-- start --

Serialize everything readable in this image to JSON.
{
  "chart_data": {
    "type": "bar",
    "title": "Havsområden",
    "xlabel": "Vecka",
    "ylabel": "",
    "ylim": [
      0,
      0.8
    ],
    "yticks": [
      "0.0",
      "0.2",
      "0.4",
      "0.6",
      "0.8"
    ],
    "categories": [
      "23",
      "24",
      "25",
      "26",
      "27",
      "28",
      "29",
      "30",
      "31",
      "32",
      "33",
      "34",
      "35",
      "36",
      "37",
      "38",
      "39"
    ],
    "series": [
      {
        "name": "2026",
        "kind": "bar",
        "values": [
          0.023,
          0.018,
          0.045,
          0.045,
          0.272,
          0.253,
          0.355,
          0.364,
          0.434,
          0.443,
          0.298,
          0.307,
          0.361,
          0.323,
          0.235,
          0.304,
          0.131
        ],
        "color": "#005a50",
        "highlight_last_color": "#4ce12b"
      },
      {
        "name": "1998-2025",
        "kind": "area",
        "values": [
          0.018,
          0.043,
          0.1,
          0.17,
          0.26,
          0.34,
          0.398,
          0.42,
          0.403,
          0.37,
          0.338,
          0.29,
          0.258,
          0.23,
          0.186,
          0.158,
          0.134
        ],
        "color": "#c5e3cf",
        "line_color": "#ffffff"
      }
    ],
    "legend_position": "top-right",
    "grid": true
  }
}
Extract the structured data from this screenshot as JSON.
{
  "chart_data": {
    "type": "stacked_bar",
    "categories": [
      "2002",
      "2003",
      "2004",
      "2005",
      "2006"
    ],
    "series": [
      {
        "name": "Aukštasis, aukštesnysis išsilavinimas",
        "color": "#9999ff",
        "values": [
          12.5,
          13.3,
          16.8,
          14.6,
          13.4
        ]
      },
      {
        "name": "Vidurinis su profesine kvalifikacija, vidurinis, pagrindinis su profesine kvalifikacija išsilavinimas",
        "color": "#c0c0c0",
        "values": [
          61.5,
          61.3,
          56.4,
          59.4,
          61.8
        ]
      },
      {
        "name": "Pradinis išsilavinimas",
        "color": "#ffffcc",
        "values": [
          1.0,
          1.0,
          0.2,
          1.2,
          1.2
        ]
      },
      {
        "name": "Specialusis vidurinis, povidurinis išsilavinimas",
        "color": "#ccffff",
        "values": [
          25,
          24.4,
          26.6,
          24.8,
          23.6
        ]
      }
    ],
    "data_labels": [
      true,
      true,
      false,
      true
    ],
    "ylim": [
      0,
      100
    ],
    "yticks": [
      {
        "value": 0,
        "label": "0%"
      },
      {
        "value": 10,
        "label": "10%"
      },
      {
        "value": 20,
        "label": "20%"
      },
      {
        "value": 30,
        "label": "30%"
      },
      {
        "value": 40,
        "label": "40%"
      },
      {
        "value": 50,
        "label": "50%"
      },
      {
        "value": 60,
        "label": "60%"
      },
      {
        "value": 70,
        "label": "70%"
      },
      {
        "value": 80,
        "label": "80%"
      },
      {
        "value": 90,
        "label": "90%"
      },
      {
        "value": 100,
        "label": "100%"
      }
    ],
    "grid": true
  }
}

-- end --

Task details: Copy each entry exactly, with nothing added or dropped.

Answer for the task:
Serialize everything readable in this image to JSON.
{
  "chart_data": {
    "type": "bar",
    "title": "Havsområden",
    "xlabel": "Vecka",
    "ylabel": "",
    "ylim": [
      0,
      0.8
    ],
    "yticks": [
      "0.0",
      "0.2",
      "0.4",
      "0.6",
      "0.8"
    ],
    "categories": [
      "23",
      "24",
      "25",
      "26",
      "27",
      "28",
      "29",
      "30",
      "31",
      "32",
      "33",
      "34",
      "35",
      "36",
      "37",
      "38",
      "39"
    ],
    "series": [
      {
        "name": "2026",
        "kind": "bar",
        "values": [
          0.023,
          0.018,
          0.045,
          0.045,
          0.272,
          0.253,
          0.355,
          0.364,
          0.434,
          0.443,
          0.298,
          0.307,
          0.361,
          0.323,
          0.235,
          0.304,
          0.131
        ],
        "color": "#005a50",
        "highlight_last_color": "#4ce12b"
      },
      {
        "name": "1998-2025",
        "kind": "area",
        "values": [
          0.018,
          0.043,
          0.1,
          0.17,
          0.26,
          0.34,
          0.398,
          0.42,
          0.403,
          0.37,
          0.338,
          0.29,
          0.258,
          0.23,
          0.186,
          0.158,
          0.134
        ],
        "color": "#c5e3cf",
        "line_color": "#ffffff"
      }
    ],
    "legend_position": "top-right",
    "grid": true
  }
}
Extract the structured data from this screenshot as JSON.
{
  "chart_data": {
    "type": "stacked_bar",
    "categories": [
      "2002",
      "2003",
      "2004",
      "2005",
      "2006"
    ],
    "series": [
      {
        "name": "Aukštasis, aukštesnysis išsilavinimas",
        "color": "#9999ff",
        "values": [
          12.5,
          13.3,
          16.8,
          14.6,
          13.4
        ]
      },
      {
        "name": "Vidurinis su profesine kvalifikacija, vidurinis, pagrindinis su profesine kvalifikacija išsilavinimas",
        "color": "#c0c0c0",
        "values": [
          61.5,
          61.3,
          56.4,
          59.4,
          61.8
        ]
      },
      {
        "name": "Pradinis išsilavinimas",
        "color": "#ffffcc",
        "values": [
          1.0,
          1.0,
          0.2,
          1.2,
          1.2
        ]
      },
      {
        "name": "Specialusis vidurinis, povidurinis išsilavinimas",
        "color": "#ccffff",
        "values": [
          25,
          24.4,
          26.6,
          24.8,
          23.6
        ]
      }
    ],
    "data_labels": [
      true,
      true,
      false,
      true
    ],
    "ylim": [
      0,
      100
    ],
    "yticks": [
      {
        "value": 0,
        "label": "0%"
      },
      {
        "value": 10,
        "label": "10%"
      },
      {
        "value": 20,
        "label": "20%"
      },
      {
        "value": 30,
        "label": "30%"
      },
      {
        "value": 40,
        "label": "40%"
      },
      {
        "value": 50,
        "label": "50%"
      },
      {
        "value": 60,
        "label": "60%"
      },
      {
        "value": 70,
        "label": "70%"
      },
      {
        "value": 80,
        "label": "80%"
      },
      {
        "value": 90,
        "label": "90%"
      },
      {
        "value": 100,
        "label": "100%"
      }
    ],
    "grid": true
  }
}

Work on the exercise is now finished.